■ Provided entries:
▬▬▬▬▬▬

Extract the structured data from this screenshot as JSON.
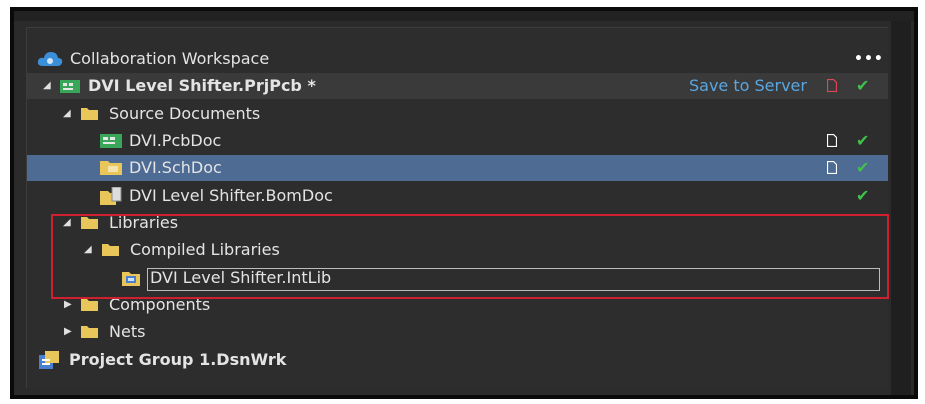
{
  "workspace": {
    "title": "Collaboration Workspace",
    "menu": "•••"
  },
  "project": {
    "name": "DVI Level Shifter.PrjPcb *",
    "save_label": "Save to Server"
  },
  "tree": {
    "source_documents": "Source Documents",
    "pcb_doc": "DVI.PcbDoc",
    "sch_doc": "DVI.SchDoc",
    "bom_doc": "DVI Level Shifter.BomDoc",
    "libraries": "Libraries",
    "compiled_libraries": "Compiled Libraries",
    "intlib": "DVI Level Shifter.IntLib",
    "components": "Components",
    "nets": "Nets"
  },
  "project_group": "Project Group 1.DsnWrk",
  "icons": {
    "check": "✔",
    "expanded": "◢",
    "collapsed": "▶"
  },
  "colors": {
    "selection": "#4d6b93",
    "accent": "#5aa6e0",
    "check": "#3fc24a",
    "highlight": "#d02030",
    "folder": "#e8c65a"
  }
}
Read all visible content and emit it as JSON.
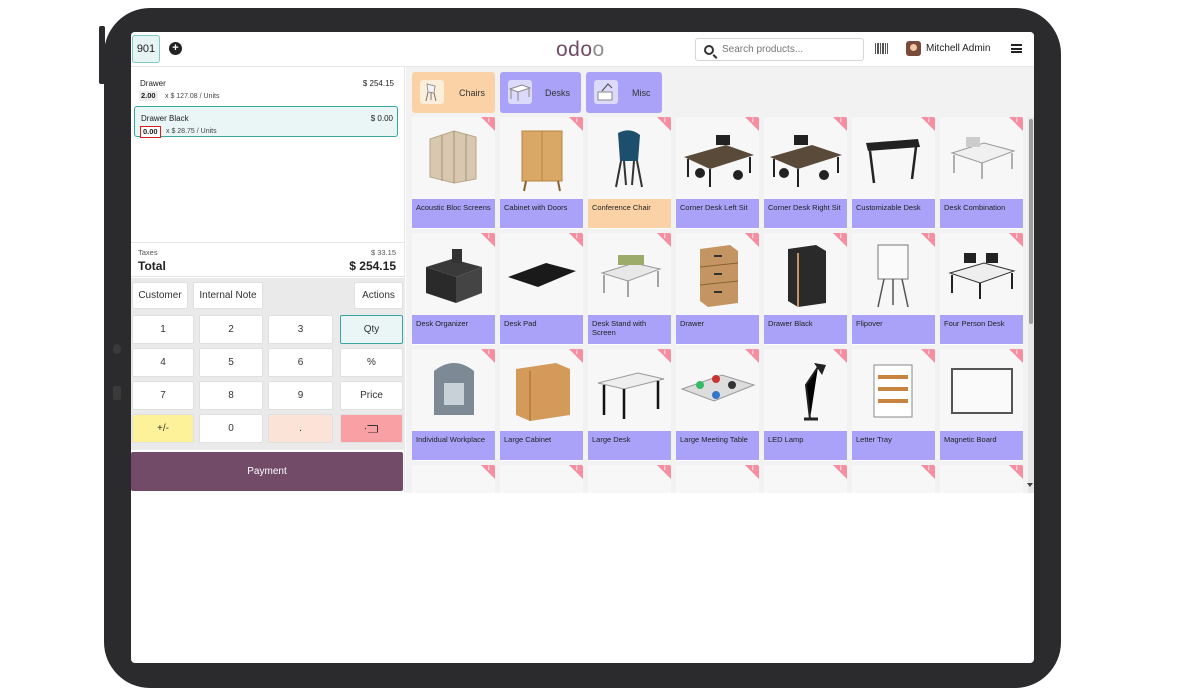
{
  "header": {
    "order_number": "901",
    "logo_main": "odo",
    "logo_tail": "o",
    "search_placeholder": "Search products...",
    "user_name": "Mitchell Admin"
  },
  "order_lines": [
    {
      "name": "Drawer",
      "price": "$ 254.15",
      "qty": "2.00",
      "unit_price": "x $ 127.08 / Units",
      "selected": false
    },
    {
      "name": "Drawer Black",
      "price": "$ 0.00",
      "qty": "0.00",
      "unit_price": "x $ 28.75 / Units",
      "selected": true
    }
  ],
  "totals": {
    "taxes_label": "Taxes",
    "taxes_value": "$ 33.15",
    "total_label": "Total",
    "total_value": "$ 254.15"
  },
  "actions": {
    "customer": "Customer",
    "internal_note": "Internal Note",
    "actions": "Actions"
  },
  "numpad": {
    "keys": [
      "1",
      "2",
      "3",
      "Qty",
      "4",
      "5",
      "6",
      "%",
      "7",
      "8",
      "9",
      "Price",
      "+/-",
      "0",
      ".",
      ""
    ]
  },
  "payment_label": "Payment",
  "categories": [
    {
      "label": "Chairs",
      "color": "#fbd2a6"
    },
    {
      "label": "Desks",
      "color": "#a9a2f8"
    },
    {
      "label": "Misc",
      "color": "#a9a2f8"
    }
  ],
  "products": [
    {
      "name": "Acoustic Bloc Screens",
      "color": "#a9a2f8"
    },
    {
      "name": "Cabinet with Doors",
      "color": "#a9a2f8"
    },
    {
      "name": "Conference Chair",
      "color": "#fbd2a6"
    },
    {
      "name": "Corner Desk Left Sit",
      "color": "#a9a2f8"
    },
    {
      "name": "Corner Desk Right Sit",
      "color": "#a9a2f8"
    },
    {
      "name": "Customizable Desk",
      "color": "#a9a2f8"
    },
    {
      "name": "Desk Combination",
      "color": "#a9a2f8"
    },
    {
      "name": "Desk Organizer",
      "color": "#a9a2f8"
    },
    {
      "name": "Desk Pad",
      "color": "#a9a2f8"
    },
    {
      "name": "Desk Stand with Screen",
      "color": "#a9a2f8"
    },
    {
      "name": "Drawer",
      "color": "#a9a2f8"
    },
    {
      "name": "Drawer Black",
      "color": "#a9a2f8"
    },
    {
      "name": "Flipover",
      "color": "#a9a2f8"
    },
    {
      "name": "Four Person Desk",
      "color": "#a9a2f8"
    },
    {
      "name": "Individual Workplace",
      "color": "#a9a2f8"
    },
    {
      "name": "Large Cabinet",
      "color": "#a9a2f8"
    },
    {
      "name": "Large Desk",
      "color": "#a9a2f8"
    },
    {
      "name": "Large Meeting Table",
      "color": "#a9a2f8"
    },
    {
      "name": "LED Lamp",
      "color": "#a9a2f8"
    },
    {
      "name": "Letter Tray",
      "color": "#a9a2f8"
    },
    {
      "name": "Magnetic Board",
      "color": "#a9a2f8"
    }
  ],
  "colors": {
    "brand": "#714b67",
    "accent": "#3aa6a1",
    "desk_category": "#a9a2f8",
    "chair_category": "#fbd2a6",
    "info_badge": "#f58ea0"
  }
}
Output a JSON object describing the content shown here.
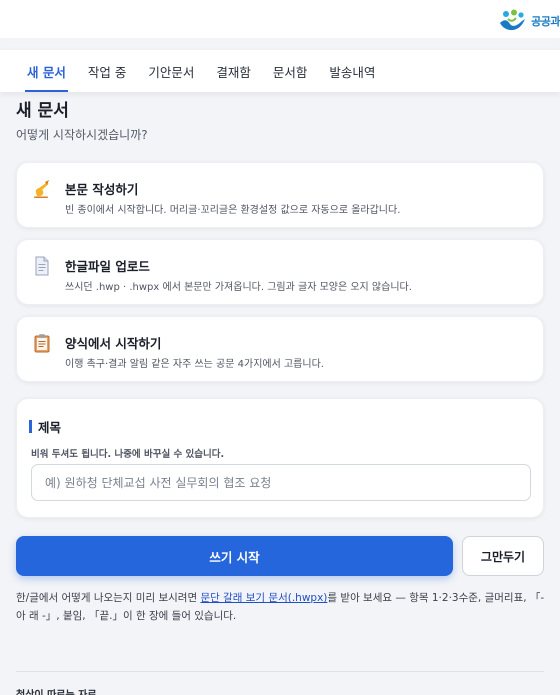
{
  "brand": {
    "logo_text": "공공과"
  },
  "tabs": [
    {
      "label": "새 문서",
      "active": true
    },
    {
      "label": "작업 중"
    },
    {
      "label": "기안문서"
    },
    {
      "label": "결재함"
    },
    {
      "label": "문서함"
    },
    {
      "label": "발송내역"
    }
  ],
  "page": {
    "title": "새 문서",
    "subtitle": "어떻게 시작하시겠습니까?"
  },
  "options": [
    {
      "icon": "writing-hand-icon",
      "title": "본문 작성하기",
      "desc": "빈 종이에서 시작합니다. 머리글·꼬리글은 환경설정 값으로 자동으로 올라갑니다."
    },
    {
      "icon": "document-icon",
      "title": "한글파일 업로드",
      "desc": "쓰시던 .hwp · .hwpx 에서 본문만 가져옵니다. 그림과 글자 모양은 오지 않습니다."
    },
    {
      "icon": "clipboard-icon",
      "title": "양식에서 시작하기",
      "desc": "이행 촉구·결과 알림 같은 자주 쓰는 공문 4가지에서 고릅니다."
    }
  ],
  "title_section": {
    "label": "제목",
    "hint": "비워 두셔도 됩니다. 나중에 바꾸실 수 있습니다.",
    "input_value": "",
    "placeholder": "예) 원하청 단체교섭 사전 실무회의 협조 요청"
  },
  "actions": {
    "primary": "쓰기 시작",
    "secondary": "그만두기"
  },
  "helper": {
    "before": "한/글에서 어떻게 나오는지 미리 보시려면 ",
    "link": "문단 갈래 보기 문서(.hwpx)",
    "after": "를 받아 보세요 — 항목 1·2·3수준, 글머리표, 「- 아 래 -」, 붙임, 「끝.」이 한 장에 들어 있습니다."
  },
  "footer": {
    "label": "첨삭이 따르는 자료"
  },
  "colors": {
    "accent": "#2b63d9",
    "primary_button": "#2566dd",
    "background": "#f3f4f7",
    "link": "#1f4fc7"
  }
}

▬▬▬▬▬▬

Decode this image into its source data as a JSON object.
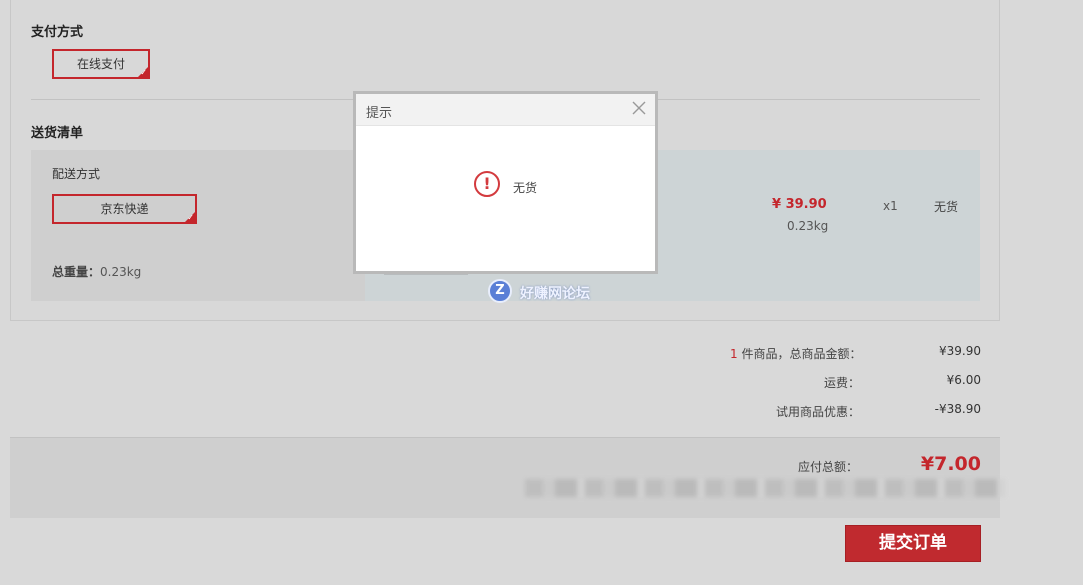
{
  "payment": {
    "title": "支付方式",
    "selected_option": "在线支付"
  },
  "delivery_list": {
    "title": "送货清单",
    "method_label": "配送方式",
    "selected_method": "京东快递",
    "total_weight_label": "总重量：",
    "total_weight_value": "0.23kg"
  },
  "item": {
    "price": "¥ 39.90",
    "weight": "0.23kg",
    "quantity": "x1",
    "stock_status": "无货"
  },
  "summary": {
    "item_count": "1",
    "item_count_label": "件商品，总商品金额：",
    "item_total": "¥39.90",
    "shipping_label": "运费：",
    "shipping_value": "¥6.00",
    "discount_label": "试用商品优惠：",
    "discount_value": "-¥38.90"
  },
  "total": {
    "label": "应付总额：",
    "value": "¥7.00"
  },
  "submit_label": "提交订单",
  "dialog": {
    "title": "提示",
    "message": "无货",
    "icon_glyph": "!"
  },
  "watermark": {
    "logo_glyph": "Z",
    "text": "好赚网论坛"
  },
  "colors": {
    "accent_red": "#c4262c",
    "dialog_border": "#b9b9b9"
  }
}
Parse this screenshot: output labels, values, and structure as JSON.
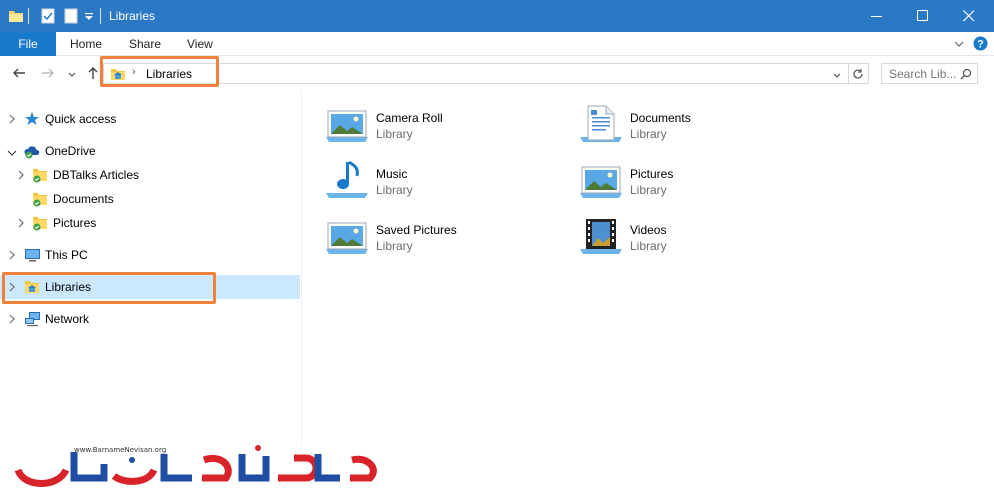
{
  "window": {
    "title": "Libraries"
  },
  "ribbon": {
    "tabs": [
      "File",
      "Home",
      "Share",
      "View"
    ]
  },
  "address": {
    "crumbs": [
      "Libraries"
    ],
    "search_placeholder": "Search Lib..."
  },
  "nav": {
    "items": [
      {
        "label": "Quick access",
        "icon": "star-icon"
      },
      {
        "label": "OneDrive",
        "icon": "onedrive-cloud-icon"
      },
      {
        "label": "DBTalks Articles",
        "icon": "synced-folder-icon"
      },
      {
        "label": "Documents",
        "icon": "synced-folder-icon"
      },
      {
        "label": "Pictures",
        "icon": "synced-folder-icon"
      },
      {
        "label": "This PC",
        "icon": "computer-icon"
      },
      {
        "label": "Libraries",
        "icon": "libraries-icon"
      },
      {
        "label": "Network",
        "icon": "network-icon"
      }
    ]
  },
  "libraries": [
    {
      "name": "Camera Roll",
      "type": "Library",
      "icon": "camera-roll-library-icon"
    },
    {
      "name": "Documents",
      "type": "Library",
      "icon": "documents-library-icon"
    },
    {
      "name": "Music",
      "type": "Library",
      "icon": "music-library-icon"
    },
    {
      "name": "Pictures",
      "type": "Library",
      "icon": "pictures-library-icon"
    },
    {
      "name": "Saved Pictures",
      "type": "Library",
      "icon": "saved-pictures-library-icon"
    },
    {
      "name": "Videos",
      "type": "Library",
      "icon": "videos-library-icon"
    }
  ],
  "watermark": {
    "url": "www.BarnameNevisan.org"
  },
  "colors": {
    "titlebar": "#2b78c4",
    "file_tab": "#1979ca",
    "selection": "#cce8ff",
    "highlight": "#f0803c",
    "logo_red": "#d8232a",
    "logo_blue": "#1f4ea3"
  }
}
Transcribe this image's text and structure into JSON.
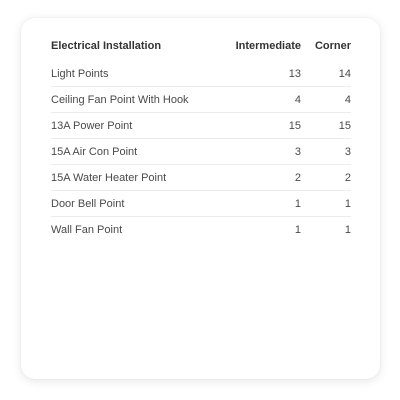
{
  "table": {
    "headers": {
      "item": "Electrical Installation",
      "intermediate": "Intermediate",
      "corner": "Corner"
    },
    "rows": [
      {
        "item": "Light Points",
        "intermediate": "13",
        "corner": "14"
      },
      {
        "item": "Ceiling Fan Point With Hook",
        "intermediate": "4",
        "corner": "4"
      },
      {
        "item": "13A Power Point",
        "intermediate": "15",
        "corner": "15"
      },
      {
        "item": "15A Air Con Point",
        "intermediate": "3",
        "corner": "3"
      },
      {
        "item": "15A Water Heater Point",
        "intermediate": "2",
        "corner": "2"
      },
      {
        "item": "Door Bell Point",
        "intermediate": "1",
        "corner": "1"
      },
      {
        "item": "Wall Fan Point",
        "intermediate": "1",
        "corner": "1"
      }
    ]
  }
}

▬▬▬▬▬▬

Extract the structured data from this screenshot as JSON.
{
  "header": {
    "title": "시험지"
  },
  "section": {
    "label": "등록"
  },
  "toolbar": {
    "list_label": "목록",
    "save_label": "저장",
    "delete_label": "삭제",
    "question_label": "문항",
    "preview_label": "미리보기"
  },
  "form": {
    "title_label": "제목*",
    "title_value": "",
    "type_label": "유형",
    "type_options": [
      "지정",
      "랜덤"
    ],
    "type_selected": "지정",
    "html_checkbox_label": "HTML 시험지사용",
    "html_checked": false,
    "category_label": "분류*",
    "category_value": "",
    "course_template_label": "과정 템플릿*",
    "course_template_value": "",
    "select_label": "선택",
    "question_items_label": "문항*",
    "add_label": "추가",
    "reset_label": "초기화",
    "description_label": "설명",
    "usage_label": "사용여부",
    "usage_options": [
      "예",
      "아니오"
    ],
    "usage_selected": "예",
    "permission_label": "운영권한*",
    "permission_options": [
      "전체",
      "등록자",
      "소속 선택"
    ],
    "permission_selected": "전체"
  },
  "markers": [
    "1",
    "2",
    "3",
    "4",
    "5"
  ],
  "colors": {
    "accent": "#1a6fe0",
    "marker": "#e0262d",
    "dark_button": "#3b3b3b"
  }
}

▬▬▬▬▬▬

■ Task goal:
Copy out each line of the records where the string "into" appears.

■ Solution to this exercise:
Decode this image into its source data as a JSON object.
Transcribe this image's text and structure into JSON.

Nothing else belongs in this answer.